====== Data listing ======

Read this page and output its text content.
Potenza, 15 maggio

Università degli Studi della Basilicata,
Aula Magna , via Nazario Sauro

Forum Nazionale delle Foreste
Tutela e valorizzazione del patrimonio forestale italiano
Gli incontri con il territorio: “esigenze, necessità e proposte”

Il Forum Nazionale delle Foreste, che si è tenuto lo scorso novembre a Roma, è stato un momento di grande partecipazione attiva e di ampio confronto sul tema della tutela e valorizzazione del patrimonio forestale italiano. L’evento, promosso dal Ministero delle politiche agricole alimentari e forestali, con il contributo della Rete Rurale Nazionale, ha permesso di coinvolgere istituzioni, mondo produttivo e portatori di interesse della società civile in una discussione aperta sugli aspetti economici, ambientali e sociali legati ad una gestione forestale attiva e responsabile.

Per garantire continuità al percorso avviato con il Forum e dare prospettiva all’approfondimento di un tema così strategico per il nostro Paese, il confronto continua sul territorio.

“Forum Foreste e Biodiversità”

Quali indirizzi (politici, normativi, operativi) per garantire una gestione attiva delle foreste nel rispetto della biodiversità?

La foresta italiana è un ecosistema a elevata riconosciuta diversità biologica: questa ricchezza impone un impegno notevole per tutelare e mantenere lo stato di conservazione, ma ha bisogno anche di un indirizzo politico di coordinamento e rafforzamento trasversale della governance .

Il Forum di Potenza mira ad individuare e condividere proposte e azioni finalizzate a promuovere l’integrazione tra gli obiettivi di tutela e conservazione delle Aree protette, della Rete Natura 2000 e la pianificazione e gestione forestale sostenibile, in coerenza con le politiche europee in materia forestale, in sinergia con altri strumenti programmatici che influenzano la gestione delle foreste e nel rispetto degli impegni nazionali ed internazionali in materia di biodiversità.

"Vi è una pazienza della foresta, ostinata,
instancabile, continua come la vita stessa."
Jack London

======

§ **The exercise**:
Show all lines in the entries above where the word "territorio" appears.

§ **Result of the exercise**:
Gli incontri con il territorio: “esigenze, necessità e proposte”
Per garantire continuità al percorso avviato con il Forum e dare prospettiva all’approfondimento di un tema così strategico per il nostro Paese, il confronto continua sul territorio.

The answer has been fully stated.